• DIRECTIVE:
Omit the pictures and output every entry below exactly as written.

• DATA SUPPLIED:
========================

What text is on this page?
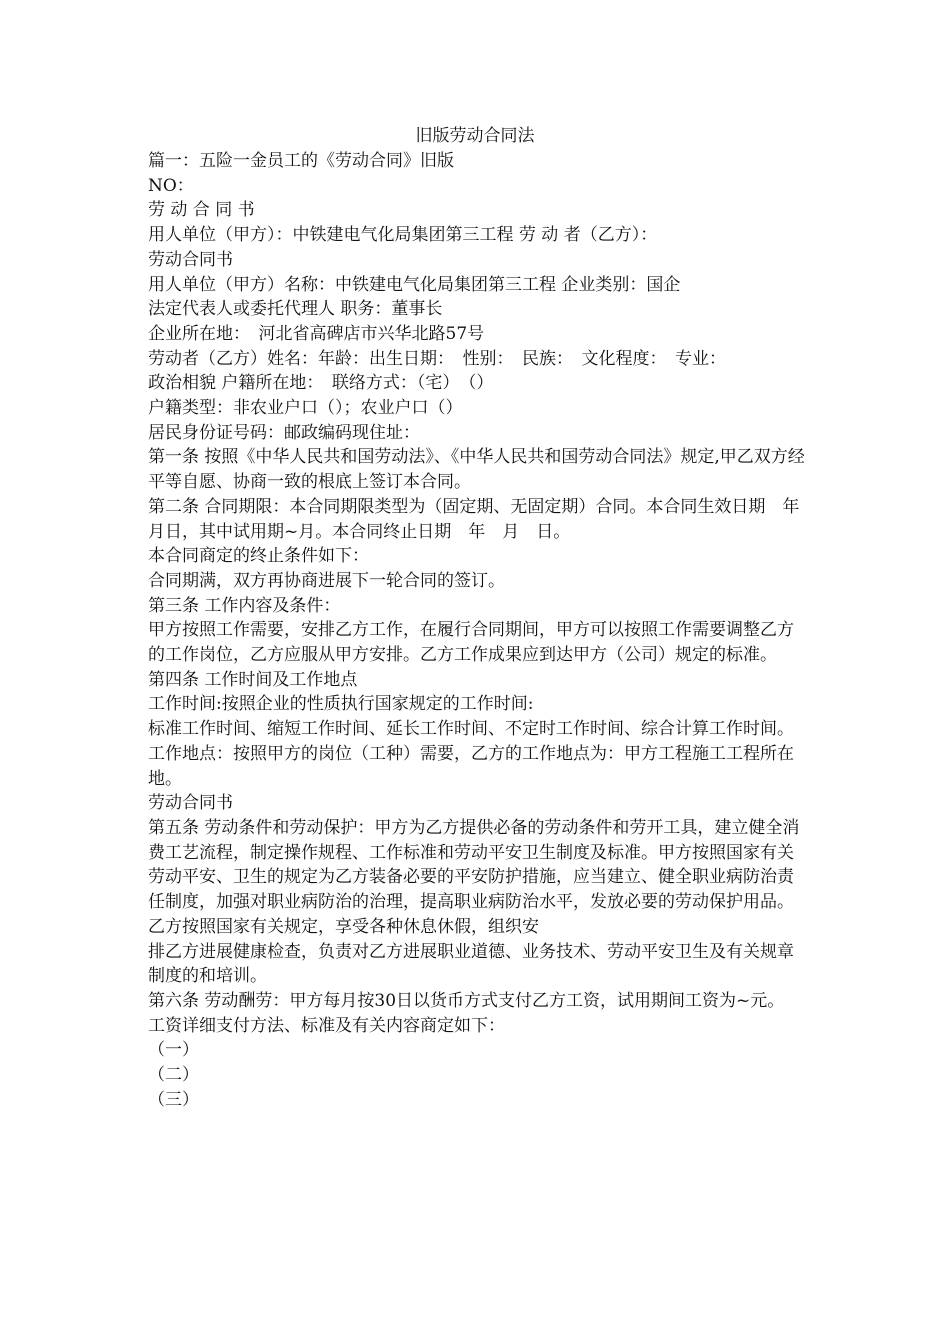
旧版劳动合同法

篇一：五险一金员工的《劳动合同》旧版

NO：

劳 动 合 同 书

用人单位（甲方）：中铁建电气化局集团第三工程 劳 动 者（乙方）：

劳动合同书

用人单位（甲方）名称：中铁建电气化局集团第三工程 企业类别：国企

法定代表人或委托代理人 职务：董事长

企业所在地：　河北省高碑店市兴华北路57号

劳动者（乙方）姓名：年龄：出生日期：　性别：　民族：　文化程度：　专业：

政治相貌 户籍所在地：　联络方式：（宅）　（）

户籍类型：非农业户口（）；农业户口（）

居民身份证号码：邮政编码现住址：

第一条 按照《中华人民共和国劳动法》、《中华人民共和国劳动合同法》规定,甲乙双方经平等自愿、协商一致的根底上签订本合同。

第二条 合同期限：本合同期限类型为（固定期、无固定期）合同。本合同生效日期　年　月日，其中试用期~月。本合同终止日期　年　月　日。

本合同商定的终止条件如下：

合同期满，双方再协商进展下一轮合同的签订。

第三条 工作内容及条件：

甲方按照工作需要，安排乙方工作，在履行合同期间，甲方可以按照工作需要调整乙方的工作岗位，乙方应服从甲方安排。乙方工作成果应到达甲方（公司）规定的标准。

第四条 工作时间及工作地点

工作时间:按照企业的性质执行国家规定的工作时间:

标准工作时间、缩短工作时间、延长工作时间、不定时工作时间、综合计算工作时间。

工作地点：按照甲方的岗位（工种）需要，乙方的工作地点为：甲方工程施工工程所在地。

劳动合同书

第五条 劳动条件和劳动保护：甲方为乙方提供必备的劳动条件和劳开工具，建立健全消费工艺流程，制定操作规程、工作标准和劳动平安卫生制度及标准。甲方按照国家有关劳动平安、卫生的规定为乙方装备必要的平安防护措施，应当建立、健全职业病防治责任制度，加强对职业病防治的治理，提高职业病防治水平，发放必要的劳动保护用品。

乙方按照国家有关规定，享受各种休息休假，组织安

排乙方进展健康检查，负责对乙方进展职业道德、业务技术、劳动平安卫生及有关规章制度的和培训。

第六条 劳动酬劳：甲方每月按30日以货币方式支付乙方工资，试用期间工资为~元。

工资详细支付方法、标准及有关内容商定如下：

（一）

（二）

（三）
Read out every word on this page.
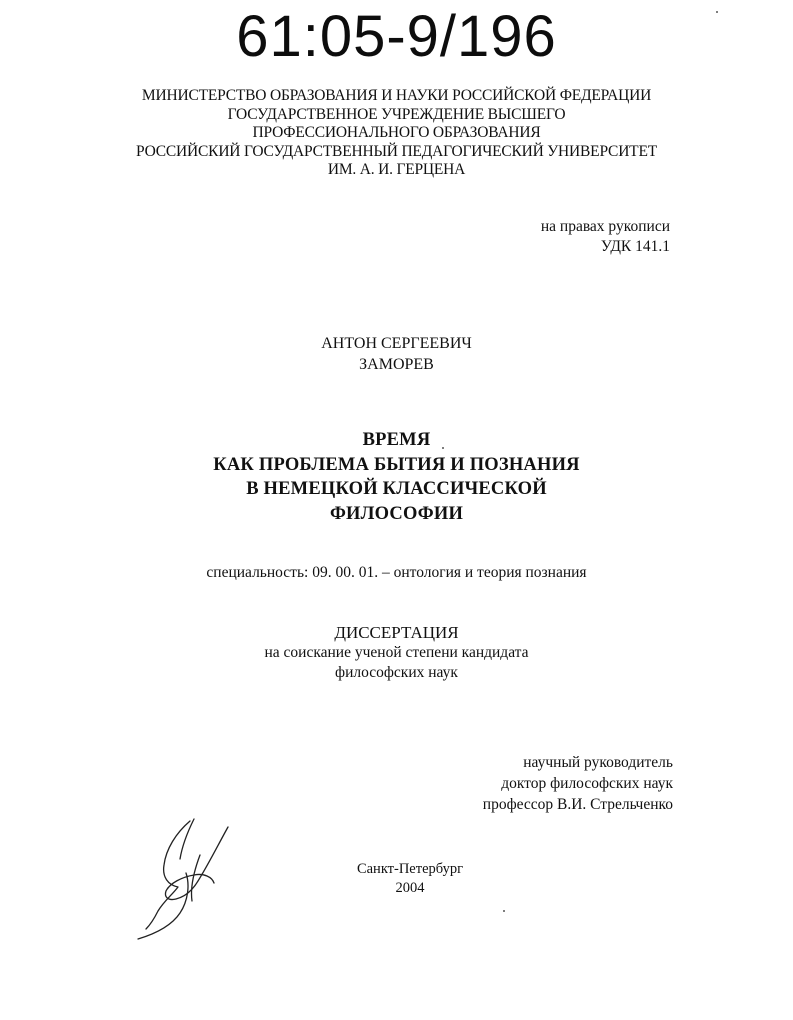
61:05-9/196
МИНИСТЕРСТВО ОБРАЗОВАНИЯ И НАУКИ РОССИЙСКОЙ ФЕДЕРАЦИИ
ГОСУДАРСТВЕННОЕ УЧРЕЖДЕНИЕ ВЫСШЕГО
ПРОФЕССИОНАЛЬНОГО ОБРАЗОВАНИЯ
РОССИЙСКИЙ ГОСУДАРСТВЕННЫЙ ПЕДАГОГИЧЕСКИЙ УНИВЕРСИТЕТ
ИМ. А. И. ГЕРЦЕНА
на правах рукописи
УДК 141.1
АНТОН СЕРГЕЕВИЧ
ЗАМОРЕВ
ВРЕМЯ
КАК ПРОБЛЕМА БЫТИЯ И ПОЗНАНИЯ
В НЕМЕЦКОЙ КЛАССИЧЕСКОЙ
ФИЛОСОФИИ
специальность: 09. 00. 01. – онтология и теория познания
ДИССЕРТАЦИЯ
на соискание ученой степени кандидата
философских наук
научный руководитель
доктор философских наук
профессор В.И. Стрельченко
Санкт-Петербург
2004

========================

• EXERCISE SOLUTION:
What text is on this page?
旧版劳动合同法

篇一：五险一金员工的《劳动合同》旧版

NO：

劳 动 合 同 书

用人单位（甲方）：中铁建电气化局集团第三工程 劳 动 者（乙方）：

劳动合同书

用人单位（甲方）名称：中铁建电气化局集团第三工程 企业类别：国企

法定代表人或委托代理人 职务：董事长

企业所在地：　河北省高碑店市兴华北路57号

劳动者（乙方）姓名：年龄：出生日期：　性别：　民族：　文化程度：　专业：

政治相貌 户籍所在地：　联络方式：（宅）　（）

户籍类型：非农业户口（）；农业户口（）

居民身份证号码：邮政编码现住址：

第一条 按照《中华人民共和国劳动法》、《中华人民共和国劳动合同法》规定,甲乙双方经平等自愿、协商一致的根底上签订本合同。

第二条 合同期限：本合同期限类型为（固定期、无固定期）合同。本合同生效日期　年　月日，其中试用期~月。本合同终止日期　年　月　日。

本合同商定的终止条件如下：

合同期满，双方再协商进展下一轮合同的签订。

第三条 工作内容及条件：

甲方按照工作需要，安排乙方工作，在履行合同期间，甲方可以按照工作需要调整乙方的工作岗位，乙方应服从甲方安排。乙方工作成果应到达甲方（公司）规定的标准。

第四条 工作时间及工作地点

工作时间:按照企业的性质执行国家规定的工作时间:

标准工作时间、缩短工作时间、延长工作时间、不定时工作时间、综合计算工作时间。

工作地点：按照甲方的岗位（工种）需要，乙方的工作地点为：甲方工程施工工程所在地。

劳动合同书

第五条 劳动条件和劳动保护：甲方为乙方提供必备的劳动条件和劳开工具，建立健全消费工艺流程，制定操作规程、工作标准和劳动平安卫生制度及标准。甲方按照国家有关劳动平安、卫生的规定为乙方装备必要的平安防护措施，应当建立、健全职业病防治责任制度，加强对职业病防治的治理，提高职业病防治水平，发放必要的劳动保护用品。

乙方按照国家有关规定，享受各种休息休假，组织安

排乙方进展健康检查，负责对乙方进展职业道德、业务技术、劳动平安卫生及有关规章制度的和培训。

第六条 劳动酬劳：甲方每月按30日以货币方式支付乙方工资，试用期间工资为~元。

工资详细支付方法、标准及有关内容商定如下：

（一）

（二）

（三）
Read out every word on this page.
61:05-9/196
МИНИСТЕРСТВО ОБРАЗОВАНИЯ И НАУКИ РОССИЙСКОЙ ФЕДЕРАЦИИ
ГОСУДАРСТВЕННОЕ УЧРЕЖДЕНИЕ ВЫСШЕГО
ПРОФЕССИОНАЛЬНОГО ОБРАЗОВАНИЯ
РОССИЙСКИЙ ГОСУДАРСТВЕННЫЙ ПЕДАГОГИЧЕСКИЙ УНИВЕРСИТЕТ
ИМ. А. И. ГЕРЦЕНА
на правах рукописи
УДК 141.1
АНТОН СЕРГЕЕВИЧ
ЗАМОРЕВ
ВРЕМЯ
КАК ПРОБЛЕМА БЫТИЯ И ПОЗНАНИЯ
В НЕМЕЦКОЙ КЛАССИЧЕСКОЙ
ФИЛОСОФИИ
специальность: 09. 00. 01. – онтология и теория познания
ДИССЕРТАЦИЯ
на соискание ученой степени кандидата
философских наук
научный руководитель
доктор философских наук
профессор В.И. Стрельченко
Санкт-Петербург
2004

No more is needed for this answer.